Exercise
Where a line holds the word "基于阵列波导光栅", copy that line.

Given records
==========
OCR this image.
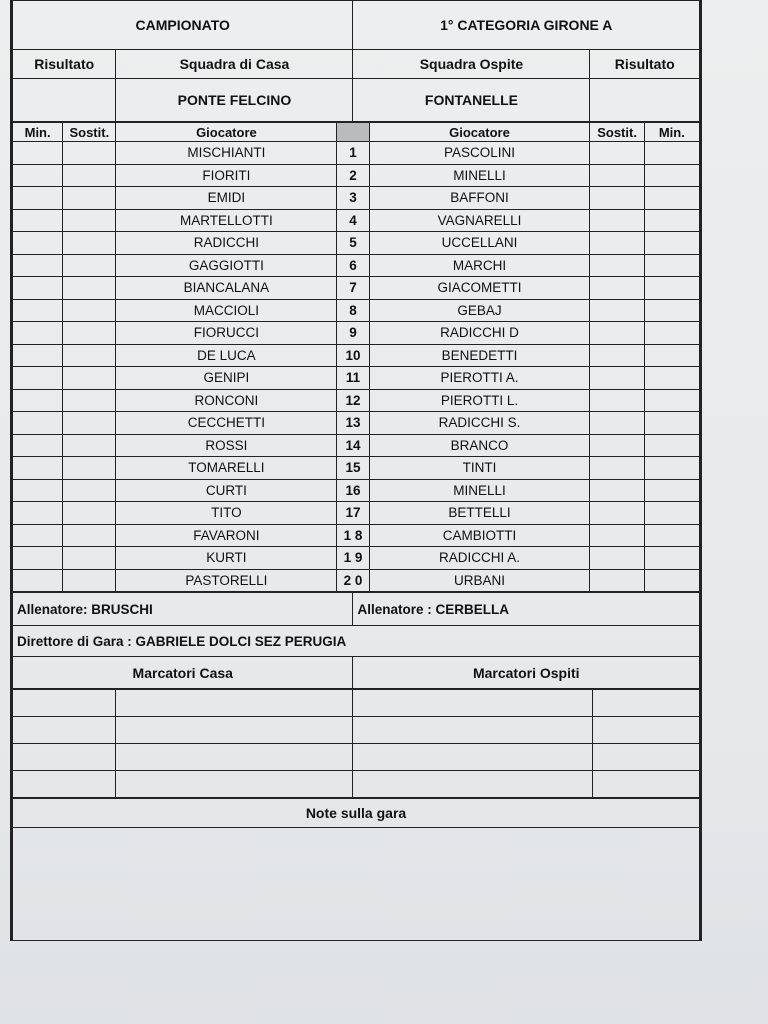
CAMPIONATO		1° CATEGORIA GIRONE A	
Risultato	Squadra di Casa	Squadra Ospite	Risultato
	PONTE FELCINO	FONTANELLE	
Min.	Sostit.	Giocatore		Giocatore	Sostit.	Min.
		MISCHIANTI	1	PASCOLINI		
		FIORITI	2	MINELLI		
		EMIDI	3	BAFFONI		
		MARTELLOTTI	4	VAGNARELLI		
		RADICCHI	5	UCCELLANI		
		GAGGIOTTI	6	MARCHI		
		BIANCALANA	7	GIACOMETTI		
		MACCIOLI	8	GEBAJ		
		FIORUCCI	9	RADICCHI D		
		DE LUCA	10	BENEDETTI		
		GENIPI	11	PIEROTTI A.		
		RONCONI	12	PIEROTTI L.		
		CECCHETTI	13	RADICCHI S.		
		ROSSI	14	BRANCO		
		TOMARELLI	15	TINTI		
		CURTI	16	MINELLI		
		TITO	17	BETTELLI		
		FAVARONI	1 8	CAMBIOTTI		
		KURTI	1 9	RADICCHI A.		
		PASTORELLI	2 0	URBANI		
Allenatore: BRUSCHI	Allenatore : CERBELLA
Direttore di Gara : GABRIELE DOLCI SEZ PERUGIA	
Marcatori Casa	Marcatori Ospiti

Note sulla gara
==========
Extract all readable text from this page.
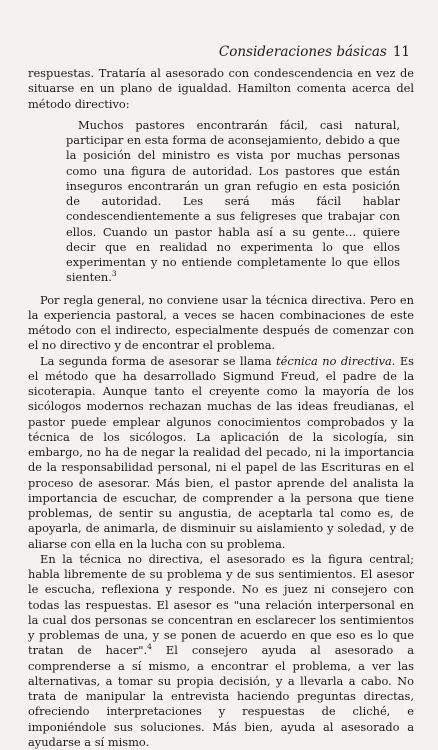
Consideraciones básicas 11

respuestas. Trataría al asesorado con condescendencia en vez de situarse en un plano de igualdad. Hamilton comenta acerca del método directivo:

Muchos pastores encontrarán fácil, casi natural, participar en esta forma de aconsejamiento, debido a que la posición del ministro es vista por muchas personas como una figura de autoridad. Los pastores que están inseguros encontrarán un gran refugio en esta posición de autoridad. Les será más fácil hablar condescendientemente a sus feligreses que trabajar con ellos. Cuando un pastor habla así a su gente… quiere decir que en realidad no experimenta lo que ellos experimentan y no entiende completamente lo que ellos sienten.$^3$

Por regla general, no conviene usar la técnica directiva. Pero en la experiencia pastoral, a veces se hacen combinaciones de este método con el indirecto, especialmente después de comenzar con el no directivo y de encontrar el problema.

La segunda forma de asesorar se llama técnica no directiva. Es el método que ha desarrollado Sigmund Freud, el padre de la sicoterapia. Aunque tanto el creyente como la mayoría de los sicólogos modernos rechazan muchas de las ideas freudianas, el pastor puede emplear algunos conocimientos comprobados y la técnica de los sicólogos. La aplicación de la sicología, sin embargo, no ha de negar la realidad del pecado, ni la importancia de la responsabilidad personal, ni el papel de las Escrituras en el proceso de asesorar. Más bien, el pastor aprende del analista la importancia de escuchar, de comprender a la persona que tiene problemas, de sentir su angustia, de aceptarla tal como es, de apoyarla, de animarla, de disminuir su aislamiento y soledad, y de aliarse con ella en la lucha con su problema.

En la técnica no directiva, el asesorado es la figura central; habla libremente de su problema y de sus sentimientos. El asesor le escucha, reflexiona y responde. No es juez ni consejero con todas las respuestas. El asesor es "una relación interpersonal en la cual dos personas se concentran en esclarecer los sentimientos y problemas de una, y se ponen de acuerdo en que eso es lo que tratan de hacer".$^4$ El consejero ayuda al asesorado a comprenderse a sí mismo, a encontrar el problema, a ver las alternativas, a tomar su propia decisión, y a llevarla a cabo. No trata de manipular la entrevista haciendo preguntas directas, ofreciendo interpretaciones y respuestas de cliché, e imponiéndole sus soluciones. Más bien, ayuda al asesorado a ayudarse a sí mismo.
==========
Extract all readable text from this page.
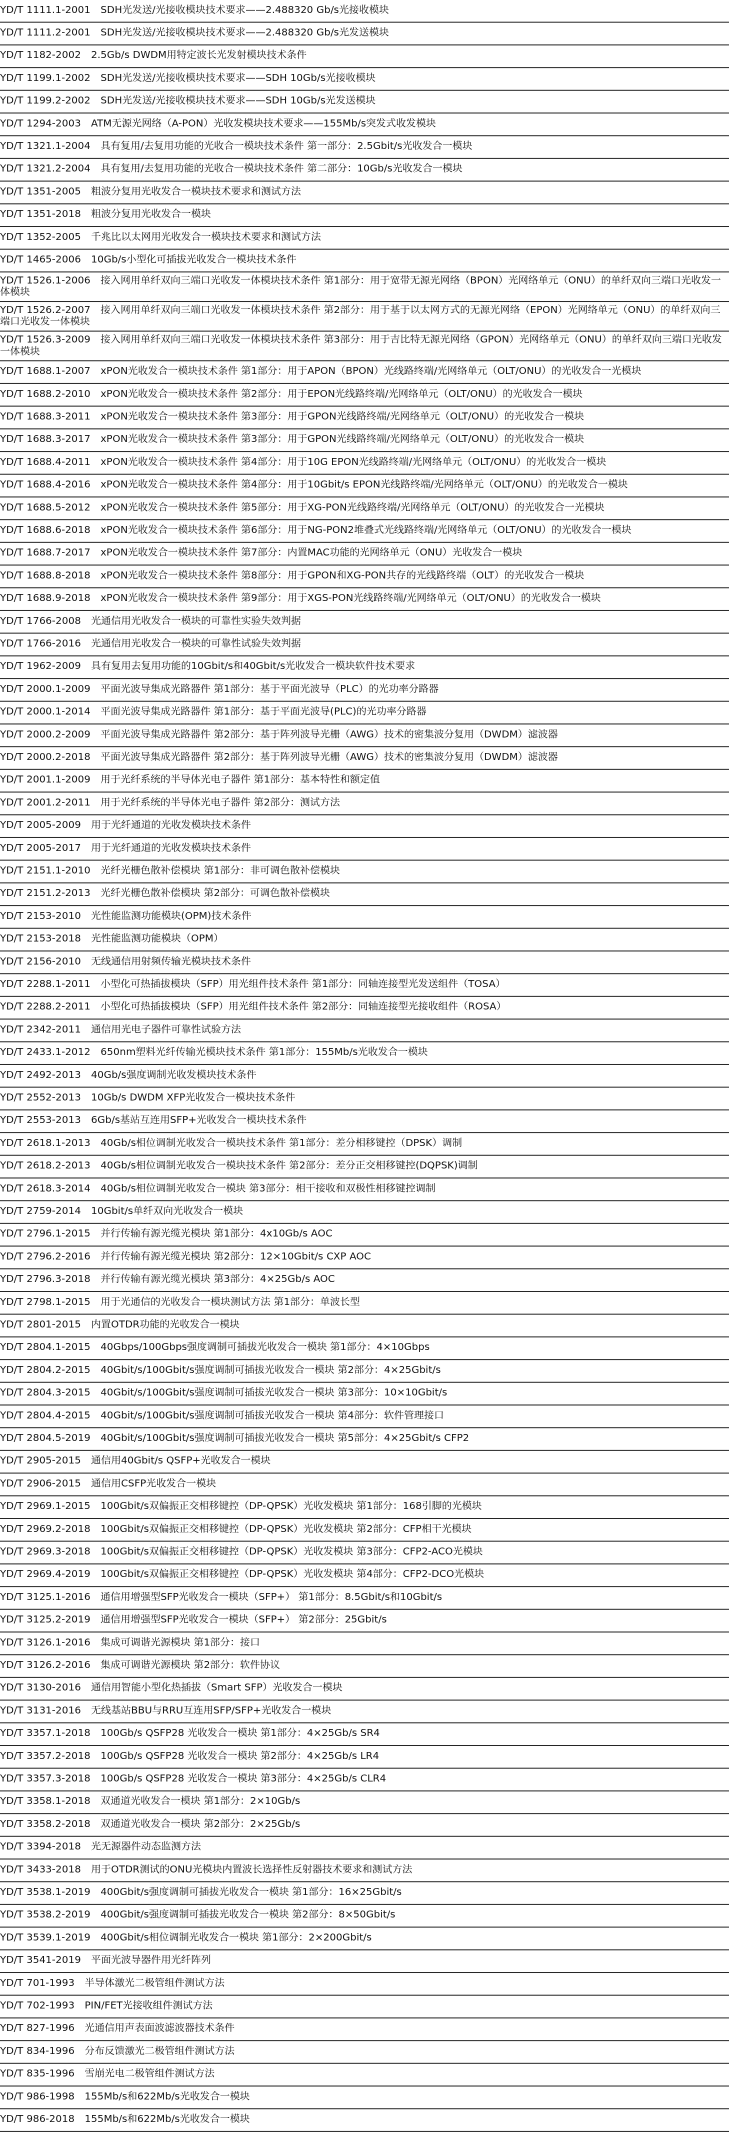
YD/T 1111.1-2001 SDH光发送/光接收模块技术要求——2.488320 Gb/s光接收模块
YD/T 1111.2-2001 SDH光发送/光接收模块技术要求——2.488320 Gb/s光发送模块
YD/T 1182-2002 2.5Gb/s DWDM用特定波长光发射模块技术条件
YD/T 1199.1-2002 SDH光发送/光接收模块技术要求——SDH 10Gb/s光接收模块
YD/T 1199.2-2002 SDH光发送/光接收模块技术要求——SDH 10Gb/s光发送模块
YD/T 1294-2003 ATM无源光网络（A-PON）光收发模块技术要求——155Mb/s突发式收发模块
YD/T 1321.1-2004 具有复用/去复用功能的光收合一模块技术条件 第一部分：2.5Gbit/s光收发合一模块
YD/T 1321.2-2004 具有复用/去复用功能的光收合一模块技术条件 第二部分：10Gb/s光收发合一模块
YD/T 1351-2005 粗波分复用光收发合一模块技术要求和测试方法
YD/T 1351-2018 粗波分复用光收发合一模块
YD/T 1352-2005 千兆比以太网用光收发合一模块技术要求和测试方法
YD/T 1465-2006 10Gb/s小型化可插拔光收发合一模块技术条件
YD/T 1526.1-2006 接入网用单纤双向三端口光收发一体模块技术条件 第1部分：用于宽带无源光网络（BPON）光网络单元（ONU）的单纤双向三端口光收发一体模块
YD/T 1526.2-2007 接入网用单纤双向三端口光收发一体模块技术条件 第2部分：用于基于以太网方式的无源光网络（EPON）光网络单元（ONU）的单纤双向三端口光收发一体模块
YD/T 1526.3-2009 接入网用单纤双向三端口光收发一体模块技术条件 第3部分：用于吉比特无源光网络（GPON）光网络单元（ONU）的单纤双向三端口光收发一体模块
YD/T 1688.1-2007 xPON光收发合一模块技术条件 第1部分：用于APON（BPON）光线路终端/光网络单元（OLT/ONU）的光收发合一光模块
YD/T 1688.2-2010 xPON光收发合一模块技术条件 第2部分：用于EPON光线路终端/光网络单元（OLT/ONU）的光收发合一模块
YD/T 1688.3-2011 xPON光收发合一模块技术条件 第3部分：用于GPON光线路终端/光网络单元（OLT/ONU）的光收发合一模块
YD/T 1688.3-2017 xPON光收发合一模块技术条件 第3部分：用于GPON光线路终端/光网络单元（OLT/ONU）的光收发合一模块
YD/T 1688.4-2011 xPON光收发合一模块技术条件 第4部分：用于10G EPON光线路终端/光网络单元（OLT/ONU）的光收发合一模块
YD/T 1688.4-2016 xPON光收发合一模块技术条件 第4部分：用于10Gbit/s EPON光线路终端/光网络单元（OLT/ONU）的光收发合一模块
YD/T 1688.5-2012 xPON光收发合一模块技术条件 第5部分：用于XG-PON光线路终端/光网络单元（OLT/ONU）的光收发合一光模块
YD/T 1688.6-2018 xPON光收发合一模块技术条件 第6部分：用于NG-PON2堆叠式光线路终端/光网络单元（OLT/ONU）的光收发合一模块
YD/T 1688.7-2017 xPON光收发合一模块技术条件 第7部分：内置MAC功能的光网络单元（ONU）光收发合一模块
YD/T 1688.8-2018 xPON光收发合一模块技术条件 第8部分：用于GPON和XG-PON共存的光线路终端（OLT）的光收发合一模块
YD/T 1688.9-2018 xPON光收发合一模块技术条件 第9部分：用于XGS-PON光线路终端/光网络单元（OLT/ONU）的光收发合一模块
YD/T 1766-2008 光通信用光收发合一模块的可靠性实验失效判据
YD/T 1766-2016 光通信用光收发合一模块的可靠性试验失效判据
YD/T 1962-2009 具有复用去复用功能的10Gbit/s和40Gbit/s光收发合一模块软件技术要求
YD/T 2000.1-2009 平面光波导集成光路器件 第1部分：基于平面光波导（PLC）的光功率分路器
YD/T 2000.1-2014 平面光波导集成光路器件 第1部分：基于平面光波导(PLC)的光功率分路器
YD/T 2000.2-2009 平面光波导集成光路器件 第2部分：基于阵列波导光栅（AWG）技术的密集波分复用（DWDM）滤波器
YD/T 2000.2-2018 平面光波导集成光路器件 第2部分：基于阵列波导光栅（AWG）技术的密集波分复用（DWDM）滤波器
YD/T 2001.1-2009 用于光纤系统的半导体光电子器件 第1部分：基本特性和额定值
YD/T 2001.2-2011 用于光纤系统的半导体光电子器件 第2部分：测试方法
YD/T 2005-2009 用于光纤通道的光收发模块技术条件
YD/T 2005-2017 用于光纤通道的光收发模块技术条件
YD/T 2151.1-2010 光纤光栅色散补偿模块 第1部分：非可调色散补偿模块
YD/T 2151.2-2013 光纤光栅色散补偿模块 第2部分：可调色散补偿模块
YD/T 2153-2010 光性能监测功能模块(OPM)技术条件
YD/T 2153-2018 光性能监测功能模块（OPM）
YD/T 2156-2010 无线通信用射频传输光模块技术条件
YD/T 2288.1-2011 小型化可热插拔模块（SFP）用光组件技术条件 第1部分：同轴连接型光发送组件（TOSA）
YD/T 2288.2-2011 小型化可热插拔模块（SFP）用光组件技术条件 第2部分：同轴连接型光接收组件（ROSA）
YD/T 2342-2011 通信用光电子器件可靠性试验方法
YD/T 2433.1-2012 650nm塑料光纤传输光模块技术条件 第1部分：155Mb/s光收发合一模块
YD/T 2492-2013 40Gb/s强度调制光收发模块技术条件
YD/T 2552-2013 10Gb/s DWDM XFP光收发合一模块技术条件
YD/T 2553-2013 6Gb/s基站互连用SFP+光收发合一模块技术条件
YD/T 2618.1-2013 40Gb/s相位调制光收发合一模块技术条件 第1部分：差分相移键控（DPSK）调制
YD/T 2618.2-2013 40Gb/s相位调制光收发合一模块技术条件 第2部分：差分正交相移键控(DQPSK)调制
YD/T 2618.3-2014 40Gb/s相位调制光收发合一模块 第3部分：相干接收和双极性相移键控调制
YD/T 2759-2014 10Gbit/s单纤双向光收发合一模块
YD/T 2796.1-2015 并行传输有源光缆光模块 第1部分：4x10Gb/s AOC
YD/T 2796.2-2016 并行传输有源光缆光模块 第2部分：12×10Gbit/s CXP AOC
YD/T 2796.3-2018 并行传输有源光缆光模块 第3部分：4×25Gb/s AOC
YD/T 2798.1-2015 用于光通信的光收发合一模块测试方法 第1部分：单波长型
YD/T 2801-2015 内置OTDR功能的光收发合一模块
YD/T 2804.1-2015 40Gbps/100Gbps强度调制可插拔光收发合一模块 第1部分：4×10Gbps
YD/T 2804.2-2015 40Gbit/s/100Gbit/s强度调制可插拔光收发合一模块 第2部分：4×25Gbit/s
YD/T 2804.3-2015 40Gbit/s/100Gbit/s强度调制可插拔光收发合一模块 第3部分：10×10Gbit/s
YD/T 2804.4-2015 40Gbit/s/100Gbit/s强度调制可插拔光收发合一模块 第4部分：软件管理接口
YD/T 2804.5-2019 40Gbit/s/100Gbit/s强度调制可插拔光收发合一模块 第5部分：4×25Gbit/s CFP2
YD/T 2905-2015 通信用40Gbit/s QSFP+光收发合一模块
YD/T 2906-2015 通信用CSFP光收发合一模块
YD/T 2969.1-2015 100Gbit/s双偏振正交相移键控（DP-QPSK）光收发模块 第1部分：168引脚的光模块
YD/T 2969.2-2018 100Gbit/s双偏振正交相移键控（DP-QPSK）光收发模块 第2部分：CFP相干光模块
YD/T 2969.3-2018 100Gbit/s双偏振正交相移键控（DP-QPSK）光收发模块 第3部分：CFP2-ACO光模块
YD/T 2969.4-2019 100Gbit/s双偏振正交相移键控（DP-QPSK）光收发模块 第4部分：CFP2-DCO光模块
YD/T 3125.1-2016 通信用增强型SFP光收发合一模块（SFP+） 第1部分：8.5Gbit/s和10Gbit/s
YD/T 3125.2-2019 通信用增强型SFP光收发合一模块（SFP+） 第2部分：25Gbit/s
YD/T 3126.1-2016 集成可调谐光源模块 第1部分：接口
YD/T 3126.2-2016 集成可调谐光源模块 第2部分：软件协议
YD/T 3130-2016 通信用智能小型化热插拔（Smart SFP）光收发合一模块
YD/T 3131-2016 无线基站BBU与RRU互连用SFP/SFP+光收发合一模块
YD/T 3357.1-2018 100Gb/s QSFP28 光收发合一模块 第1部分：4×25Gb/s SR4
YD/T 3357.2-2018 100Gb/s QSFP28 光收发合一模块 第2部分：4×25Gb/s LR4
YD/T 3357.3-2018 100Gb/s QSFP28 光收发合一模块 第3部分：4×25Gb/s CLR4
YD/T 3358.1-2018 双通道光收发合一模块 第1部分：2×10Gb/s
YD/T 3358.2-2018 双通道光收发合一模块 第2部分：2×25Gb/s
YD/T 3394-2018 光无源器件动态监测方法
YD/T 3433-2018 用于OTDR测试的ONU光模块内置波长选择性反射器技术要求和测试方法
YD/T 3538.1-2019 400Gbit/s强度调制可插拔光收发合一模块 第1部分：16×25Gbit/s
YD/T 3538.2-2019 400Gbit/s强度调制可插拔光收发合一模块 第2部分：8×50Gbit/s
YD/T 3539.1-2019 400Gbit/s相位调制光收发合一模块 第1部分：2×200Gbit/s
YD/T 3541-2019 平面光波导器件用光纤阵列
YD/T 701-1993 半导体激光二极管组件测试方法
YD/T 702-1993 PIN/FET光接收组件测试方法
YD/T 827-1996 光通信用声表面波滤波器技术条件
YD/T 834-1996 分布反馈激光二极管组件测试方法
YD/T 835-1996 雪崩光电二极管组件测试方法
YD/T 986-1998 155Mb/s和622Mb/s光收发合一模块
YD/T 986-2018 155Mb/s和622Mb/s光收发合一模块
==========
Final answer
YD/T 2000.2-2009 平面光波导集成光路器件 第2部分：基于阵列波导光栅（AWG）技术的密集波分复用（DWDM）滤波器
YD/T 2000.2-2018 平面光波导集成光路器件 第2部分：基于阵列波导光栅（AWG）技术的密集波分复用（DWDM）滤波器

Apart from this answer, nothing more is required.